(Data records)

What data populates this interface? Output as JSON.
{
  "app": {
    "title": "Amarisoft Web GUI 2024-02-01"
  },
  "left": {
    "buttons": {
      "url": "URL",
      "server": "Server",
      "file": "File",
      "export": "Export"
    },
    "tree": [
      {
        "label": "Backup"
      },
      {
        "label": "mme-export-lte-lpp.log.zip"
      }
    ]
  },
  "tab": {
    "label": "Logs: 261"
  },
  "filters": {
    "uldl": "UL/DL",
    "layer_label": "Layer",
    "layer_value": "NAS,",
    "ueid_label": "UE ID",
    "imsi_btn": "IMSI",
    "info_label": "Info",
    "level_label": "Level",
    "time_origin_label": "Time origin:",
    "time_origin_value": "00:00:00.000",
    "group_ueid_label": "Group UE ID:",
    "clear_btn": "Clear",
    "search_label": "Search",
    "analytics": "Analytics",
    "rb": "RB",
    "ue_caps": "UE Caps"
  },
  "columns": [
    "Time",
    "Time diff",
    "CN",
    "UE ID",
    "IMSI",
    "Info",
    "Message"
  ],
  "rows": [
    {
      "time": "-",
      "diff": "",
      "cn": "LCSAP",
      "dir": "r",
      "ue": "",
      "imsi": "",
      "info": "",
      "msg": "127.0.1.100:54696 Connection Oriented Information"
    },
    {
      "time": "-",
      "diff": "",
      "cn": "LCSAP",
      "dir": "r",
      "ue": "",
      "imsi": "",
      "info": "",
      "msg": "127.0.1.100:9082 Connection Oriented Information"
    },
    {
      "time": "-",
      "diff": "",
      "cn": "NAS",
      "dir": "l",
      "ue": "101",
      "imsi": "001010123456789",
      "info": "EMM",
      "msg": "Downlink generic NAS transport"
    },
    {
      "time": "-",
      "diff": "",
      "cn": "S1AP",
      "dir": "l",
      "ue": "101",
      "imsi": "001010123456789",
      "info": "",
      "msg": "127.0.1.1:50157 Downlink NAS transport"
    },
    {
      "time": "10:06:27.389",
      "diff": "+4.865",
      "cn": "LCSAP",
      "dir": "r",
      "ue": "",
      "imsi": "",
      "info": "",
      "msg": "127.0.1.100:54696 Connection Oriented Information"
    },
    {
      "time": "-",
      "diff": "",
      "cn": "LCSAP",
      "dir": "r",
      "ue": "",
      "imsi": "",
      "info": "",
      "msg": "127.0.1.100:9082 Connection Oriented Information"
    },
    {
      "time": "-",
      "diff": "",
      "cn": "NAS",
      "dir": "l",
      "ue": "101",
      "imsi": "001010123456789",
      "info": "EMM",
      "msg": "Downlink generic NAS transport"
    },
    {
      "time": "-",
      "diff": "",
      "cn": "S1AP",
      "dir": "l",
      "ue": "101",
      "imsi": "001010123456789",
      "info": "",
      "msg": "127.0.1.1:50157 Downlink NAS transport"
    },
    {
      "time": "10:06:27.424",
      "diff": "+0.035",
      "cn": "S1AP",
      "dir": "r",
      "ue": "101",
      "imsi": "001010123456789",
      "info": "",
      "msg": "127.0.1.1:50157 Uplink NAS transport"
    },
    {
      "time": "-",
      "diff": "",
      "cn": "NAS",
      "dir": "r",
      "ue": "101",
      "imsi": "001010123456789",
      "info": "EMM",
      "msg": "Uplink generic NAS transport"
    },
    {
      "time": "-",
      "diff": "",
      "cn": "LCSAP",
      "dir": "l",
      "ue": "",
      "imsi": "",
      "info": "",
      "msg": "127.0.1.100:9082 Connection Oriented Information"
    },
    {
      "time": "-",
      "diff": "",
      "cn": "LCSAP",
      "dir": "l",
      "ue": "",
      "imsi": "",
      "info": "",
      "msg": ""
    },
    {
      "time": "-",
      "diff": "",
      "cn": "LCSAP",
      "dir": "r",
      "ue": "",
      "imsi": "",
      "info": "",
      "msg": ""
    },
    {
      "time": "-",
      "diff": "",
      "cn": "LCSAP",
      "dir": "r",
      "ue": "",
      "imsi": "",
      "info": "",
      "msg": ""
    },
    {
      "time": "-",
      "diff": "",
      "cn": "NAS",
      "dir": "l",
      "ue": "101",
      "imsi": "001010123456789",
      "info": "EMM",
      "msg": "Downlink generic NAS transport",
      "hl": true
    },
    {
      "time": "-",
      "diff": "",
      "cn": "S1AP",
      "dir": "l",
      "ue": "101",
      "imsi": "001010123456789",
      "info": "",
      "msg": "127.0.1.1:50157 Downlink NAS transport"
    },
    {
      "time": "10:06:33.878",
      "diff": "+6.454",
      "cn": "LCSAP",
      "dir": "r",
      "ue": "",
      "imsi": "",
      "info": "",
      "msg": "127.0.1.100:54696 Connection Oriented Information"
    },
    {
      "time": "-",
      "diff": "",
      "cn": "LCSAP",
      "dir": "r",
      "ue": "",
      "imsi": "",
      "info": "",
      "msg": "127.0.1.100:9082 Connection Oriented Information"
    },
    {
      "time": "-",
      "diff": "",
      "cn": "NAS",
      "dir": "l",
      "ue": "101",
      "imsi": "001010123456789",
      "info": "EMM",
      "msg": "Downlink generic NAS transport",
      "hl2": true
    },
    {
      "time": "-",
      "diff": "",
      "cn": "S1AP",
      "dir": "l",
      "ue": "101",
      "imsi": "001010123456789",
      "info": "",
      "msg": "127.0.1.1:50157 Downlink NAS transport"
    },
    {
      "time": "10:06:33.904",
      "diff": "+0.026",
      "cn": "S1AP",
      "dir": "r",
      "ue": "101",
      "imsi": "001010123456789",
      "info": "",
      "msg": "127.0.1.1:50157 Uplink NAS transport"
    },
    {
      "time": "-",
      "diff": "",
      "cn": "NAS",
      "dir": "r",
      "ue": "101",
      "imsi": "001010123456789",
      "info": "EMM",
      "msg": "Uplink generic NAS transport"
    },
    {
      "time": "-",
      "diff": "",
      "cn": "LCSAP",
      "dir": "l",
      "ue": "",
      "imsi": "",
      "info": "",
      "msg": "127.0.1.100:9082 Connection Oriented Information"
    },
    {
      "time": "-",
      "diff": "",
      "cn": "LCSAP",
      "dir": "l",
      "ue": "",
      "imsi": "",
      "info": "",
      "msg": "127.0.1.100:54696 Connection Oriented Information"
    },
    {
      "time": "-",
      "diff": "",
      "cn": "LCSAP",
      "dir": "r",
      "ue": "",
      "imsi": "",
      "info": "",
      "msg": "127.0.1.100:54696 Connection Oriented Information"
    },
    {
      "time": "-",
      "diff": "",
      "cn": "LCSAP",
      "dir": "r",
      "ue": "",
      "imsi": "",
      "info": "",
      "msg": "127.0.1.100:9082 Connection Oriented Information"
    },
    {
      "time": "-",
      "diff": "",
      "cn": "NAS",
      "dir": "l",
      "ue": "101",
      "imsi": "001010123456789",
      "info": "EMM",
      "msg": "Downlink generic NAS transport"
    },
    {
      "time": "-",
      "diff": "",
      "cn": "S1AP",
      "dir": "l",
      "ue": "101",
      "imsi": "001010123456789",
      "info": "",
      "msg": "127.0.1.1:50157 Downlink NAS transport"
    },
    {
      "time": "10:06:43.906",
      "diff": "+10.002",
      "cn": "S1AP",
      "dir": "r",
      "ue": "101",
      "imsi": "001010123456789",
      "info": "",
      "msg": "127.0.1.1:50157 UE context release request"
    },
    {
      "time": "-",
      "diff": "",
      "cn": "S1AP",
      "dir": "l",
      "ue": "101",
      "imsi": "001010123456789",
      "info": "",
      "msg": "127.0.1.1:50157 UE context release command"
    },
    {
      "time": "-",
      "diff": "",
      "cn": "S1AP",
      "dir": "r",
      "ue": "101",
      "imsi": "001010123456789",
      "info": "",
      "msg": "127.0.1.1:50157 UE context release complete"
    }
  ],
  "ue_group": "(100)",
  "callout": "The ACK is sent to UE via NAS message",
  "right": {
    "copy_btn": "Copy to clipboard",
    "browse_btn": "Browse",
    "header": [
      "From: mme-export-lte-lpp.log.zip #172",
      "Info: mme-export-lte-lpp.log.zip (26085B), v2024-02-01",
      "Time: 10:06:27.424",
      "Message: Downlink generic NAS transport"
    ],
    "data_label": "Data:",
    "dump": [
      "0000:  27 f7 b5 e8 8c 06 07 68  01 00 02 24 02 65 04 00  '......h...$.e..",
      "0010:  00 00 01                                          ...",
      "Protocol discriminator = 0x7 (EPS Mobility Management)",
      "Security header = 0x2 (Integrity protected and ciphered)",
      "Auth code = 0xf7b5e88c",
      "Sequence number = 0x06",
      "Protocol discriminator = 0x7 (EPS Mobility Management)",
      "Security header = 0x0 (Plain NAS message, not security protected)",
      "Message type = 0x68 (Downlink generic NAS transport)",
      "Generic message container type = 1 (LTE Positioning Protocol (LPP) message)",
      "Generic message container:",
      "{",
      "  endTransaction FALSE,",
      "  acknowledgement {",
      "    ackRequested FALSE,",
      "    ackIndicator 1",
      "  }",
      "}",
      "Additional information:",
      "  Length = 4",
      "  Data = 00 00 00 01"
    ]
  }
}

- [EXERCISE REQUIREMENTS]:
Filter the records above for "Security" and copy every matching line.

- [TASK RESULT]:
      "Security header = 0x2 (Integrity protected and ciphered)",
      "Security header = 0x0 (Plain NAS message, not security protected)",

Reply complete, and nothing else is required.